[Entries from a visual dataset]
────────

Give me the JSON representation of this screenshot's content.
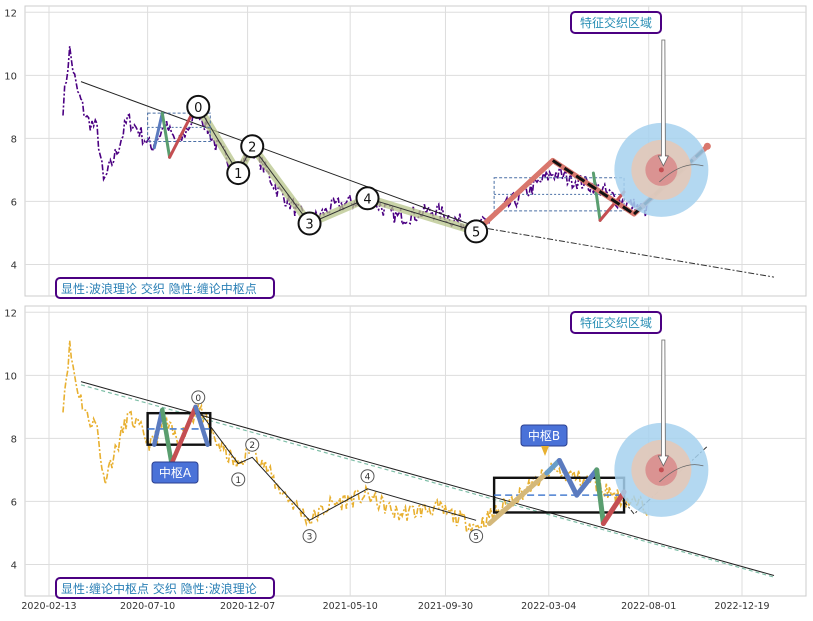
{
  "chart_data": [
    {
      "type": "line",
      "panel": "top",
      "yticks": [
        4,
        6,
        8,
        10,
        12
      ],
      "ylim": [
        3.0,
        12.2
      ],
      "grid": true,
      "caption": "显性:波浪理论 交织 隐性:缠论中枢点",
      "annotation": "特征交织区域",
      "price_color": "#4b0082",
      "wave_points": [
        {
          "label": "0",
          "date": "2020-09-24",
          "value": 9.0
        },
        {
          "label": "1",
          "date": "2020-11-23",
          "value": 6.9
        },
        {
          "label": "2",
          "date": "2020-12-14",
          "value": 7.75
        },
        {
          "label": "3",
          "date": "2021-03-10",
          "value": 5.3
        },
        {
          "label": "4",
          "date": "2021-06-05",
          "value": 6.1
        },
        {
          "label": "5",
          "date": "2021-11-15",
          "value": 5.05
        }
      ],
      "trend_line": [
        {
          "date": "2020-04-01",
          "value": 9.8
        },
        {
          "date": "2021-11-15",
          "value": 5.2
        }
      ],
      "projection_line": [
        {
          "date": "2021-11-15",
          "value": 5.2
        },
        {
          "date": "2023-02-05",
          "value": 3.6
        }
      ],
      "central_boxes": [
        {
          "x0": "2020-07-10",
          "x1": "2020-10-12",
          "y0": 7.9,
          "y1": 8.8
        },
        {
          "x0": "2021-12-12",
          "x1": "2022-06-25",
          "y0": 5.7,
          "y1": 6.75
        }
      ],
      "wave_path": [
        {
          "date": "2021-11-15",
          "value": 5.05
        },
        {
          "date": "2022-03-10",
          "value": 7.3
        },
        {
          "date": "2022-07-10",
          "value": 5.6
        },
        {
          "date": "2022-10-28",
          "value": 7.75
        }
      ]
    },
    {
      "type": "line",
      "panel": "bottom",
      "yticks": [
        4,
        6,
        8,
        10,
        12
      ],
      "ylim": [
        3.0,
        12.2
      ],
      "xticks": [
        "2020-02-13",
        "2020-07-10",
        "2020-12-07",
        "2021-05-10",
        "2021-09-30",
        "2022-03-04",
        "2022-08-01",
        "2022-12-19"
      ],
      "grid": true,
      "caption": "显性:缠论中枢点 交织 隐性:波浪理论",
      "annotation": "特征交织区域",
      "center_labels": [
        "中枢A",
        "中枢B"
      ],
      "price_color": "#e8b030",
      "wave_points": [
        {
          "label": "0",
          "date": "2020-09-24",
          "value": 9.3
        },
        {
          "label": "1",
          "date": "2020-11-23",
          "value": 6.7
        },
        {
          "label": "2",
          "date": "2020-12-14",
          "value": 7.8
        },
        {
          "label": "3",
          "date": "2021-03-10",
          "value": 4.9
        },
        {
          "label": "4",
          "date": "2021-06-05",
          "value": 6.8
        },
        {
          "label": "5",
          "date": "2021-11-15",
          "value": 4.9
        }
      ],
      "central_boxes": [
        {
          "x0": "2020-07-10",
          "x1": "2020-10-12",
          "y0": 7.8,
          "y1": 8.8
        },
        {
          "x0": "2021-12-12",
          "x1": "2022-06-25",
          "y0": 5.65,
          "y1": 6.75
        }
      ]
    }
  ]
}
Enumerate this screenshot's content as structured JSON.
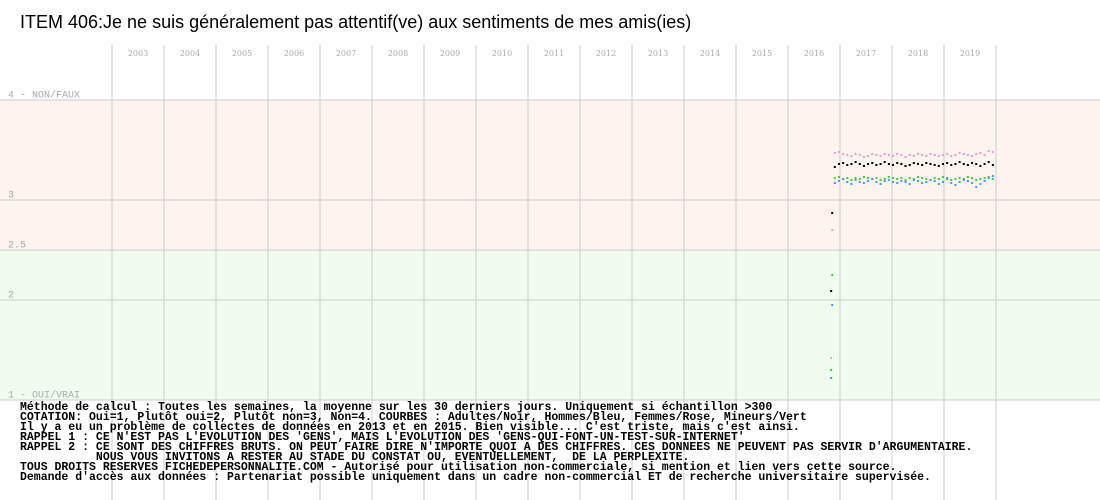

────────

▶ _WHAT THE TASK REQUIRES_
Reproduce the material in its entirety and word for word, without the pictures.

▶ _WRITTEN SOLUTION_
Give me the JSON representation of this screenshot's content.
{
  "chart_data": [
    {
      "type": "line",
      "panel": "top",
      "yticks": [
        4,
        6,
        8,
        10,
        12
      ],
      "ylim": [
        3.0,
        12.2
      ],
      "grid": true,
      "caption": "显性:波浪理论 交织 隐性:缠论中枢点",
      "annotation": "特征交织区域",
      "price_color": "#4b0082",
      "wave_points": [
        {
          "label": "0",
          "date": "2020-09-24",
          "value": 9.0
        },
        {
          "label": "1",
          "date": "2020-11-23",
          "value": 6.9
        },
        {
          "label": "2",
          "date": "2020-12-14",
          "value": 7.75
        },
        {
          "label": "3",
          "date": "2021-03-10",
          "value": 5.3
        },
        {
          "label": "4",
          "date": "2021-06-05",
          "value": 6.1
        },
        {
          "label": "5",
          "date": "2021-11-15",
          "value": 5.05
        }
      ],
      "trend_line": [
        {
          "date": "2020-04-01",
          "value": 9.8
        },
        {
          "date": "2021-11-15",
          "value": 5.2
        }
      ],
      "projection_line": [
        {
          "date": "2021-11-15",
          "value": 5.2
        },
        {
          "date": "2023-02-05",
          "value": 3.6
        }
      ],
      "central_boxes": [
        {
          "x0": "2020-07-10",
          "x1": "2020-10-12",
          "y0": 7.9,
          "y1": 8.8
        },
        {
          "x0": "2021-12-12",
          "x1": "2022-06-25",
          "y0": 5.7,
          "y1": 6.75
        }
      ],
      "wave_path": [
        {
          "date": "2021-11-15",
          "value": 5.05
        },
        {
          "date": "2022-03-10",
          "value": 7.3
        },
        {
          "date": "2022-07-10",
          "value": 5.6
        },
        {
          "date": "2022-10-28",
          "value": 7.75
        }
      ]
    },
    {
      "type": "line",
      "panel": "bottom",
      "yticks": [
        4,
        6,
        8,
        10,
        12
      ],
      "ylim": [
        3.0,
        12.2
      ],
      "xticks": [
        "2020-02-13",
        "2020-07-10",
        "2020-12-07",
        "2021-05-10",
        "2021-09-30",
        "2022-03-04",
        "2022-08-01",
        "2022-12-19"
      ],
      "grid": true,
      "caption": "显性:缠论中枢点 交织 隐性:波浪理论",
      "annotation": "特征交织区域",
      "center_labels": [
        "中枢A",
        "中枢B"
      ],
      "price_color": "#e8b030",
      "wave_points": [
        {
          "label": "0",
          "date": "2020-09-24",
          "value": 9.3
        },
        {
          "label": "1",
          "date": "2020-11-23",
          "value": 6.7
        },
        {
          "label": "2",
          "date": "2020-12-14",
          "value": 7.8
        },
        {
          "label": "3",
          "date": "2021-03-10",
          "value": 4.9
        },
        {
          "label": "4",
          "date": "2021-06-05",
          "value": 6.8
        },
        {
          "label": "5",
          "date": "2021-11-15",
          "value": 4.9
        }
      ],
      "central_boxes": [
        {
          "x0": "2020-07-10",
          "x1": "2020-10-12",
          "y0": 7.8,
          "y1": 8.8
        },
        {
          "x0": "2021-12-12",
          "x1": "2022-06-25",
          "y0": 5.65,
          "y1": 6.75
        }
      ]
    }
  ]
}
Enumerate this screenshot's content as structured JSON.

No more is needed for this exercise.